> **Trecho selecionado**:
>>>>
A Amacro é uma zona

Compartilhe




Desde 2019, aqui do meu cantinho na beira do igarapé São Francisco, na capital mais ocidental do Brasil (dizem que por aqui o vento faz a curva), tenho acompanhado o processo de devastação da floresta, colocado em prática pela nossa classe política. Aquele foi o ano da chegada da extrema-direita (bolsonarismo) ao poder em Brasília e em 99,99 dos estados da Amazônia Legal.

A primeira estratégia foi legitimar a destruição (impulsionada pelo desmonte das ações de comando e controle) com a criação de uma zona aberta para a prática de crimes ambientais. Ela ganhou o nome de zona de desenvolvimento sustentável – uma ZDS. Ela abrange a região da tríplice divisa do Amazonas com o Acre e Rondônia – o que levou ao surgimento da Zona Amacro.
<<<<
[Entradas de dados extraídos]
>>>>
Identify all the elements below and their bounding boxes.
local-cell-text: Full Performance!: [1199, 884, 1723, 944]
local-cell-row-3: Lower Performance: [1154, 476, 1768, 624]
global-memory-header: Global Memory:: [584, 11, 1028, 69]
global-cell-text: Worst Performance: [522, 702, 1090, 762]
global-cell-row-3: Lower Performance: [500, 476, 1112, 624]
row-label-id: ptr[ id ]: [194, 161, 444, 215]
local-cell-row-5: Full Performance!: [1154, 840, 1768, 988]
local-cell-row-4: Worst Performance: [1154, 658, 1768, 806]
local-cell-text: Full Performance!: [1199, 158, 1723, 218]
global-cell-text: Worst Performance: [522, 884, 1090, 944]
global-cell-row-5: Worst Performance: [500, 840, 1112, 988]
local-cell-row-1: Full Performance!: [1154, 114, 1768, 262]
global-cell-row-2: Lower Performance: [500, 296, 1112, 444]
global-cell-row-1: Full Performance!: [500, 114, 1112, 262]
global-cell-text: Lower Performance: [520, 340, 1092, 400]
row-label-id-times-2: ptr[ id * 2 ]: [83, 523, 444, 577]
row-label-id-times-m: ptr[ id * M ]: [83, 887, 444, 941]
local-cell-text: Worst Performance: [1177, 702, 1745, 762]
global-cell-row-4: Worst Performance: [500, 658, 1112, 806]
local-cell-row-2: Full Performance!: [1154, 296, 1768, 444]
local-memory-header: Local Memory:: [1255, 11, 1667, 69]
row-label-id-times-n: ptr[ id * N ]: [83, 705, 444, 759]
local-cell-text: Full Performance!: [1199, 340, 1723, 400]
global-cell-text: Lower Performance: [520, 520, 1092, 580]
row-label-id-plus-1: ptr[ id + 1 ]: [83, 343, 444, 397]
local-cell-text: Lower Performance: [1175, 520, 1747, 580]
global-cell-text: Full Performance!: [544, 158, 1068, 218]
<<<<
> **Partes do exercício**:
a: Substitua "classe política" por "elite política" e reescreva a parte do trecho sobre a Zona Amacro que começa com as palavras "A Amacro é uma" e termina com "da Zona Amacro.".
b: Diga se cada afirmação concorda com o trecho sobre a Zona Amacro, respondendo sim ou não e citando as palavras do trecho que decidem a questão: (i) a zona de desenvolvimento sustentável abrange a região da tríplice divisa do Amazonas com o Acre e Rondônia; (ii) o acompanhamento da devastação da floresta começou em 2020; (iii) a zona aberta para crimes ambientais recebeu o nome de zona de desenvolvimento sustentável.
A listagem não tem relação com o trecho.

> **Respostas do exercício**:
a:
A Amacro é uma zona

Compartilhe




Desde 2019, aqui do meu cantinho na beira do igarapé São Francisco, na capital mais ocidental do Brasil (dizem que por aqui o vento faz a curva), tenho acompanhado o processo de devastação da floresta, colocado em prática pela nossa elite política. Aquele foi o ano da chegada da extrema-direita (bolsonarismo) ao poder em Brasília e em 99,99 dos estados da Amazônia Legal.

A primeira estratégia foi legitimar a destruição (impulsionada pelo desmonte das ações de comando e controle) com a criação de uma zona aberta para a prática de crimes ambientais. Ela ganhou o nome de zona de desenvolvimento sustentável – uma ZDS. Ela abrange a região da tríplice divisa do Amazonas com o Acre e Rondônia – o que levou ao surgimento da Zona Amacro.

b:
(i) Sim: "Ela abrange a região da tríplice divisa do Amazonas com o Acre e Rondônia".
(ii) Não: "Desde 2019".
(iii) Sim: "Ela ganhou o nome de zona de desenvolvimento sustentável".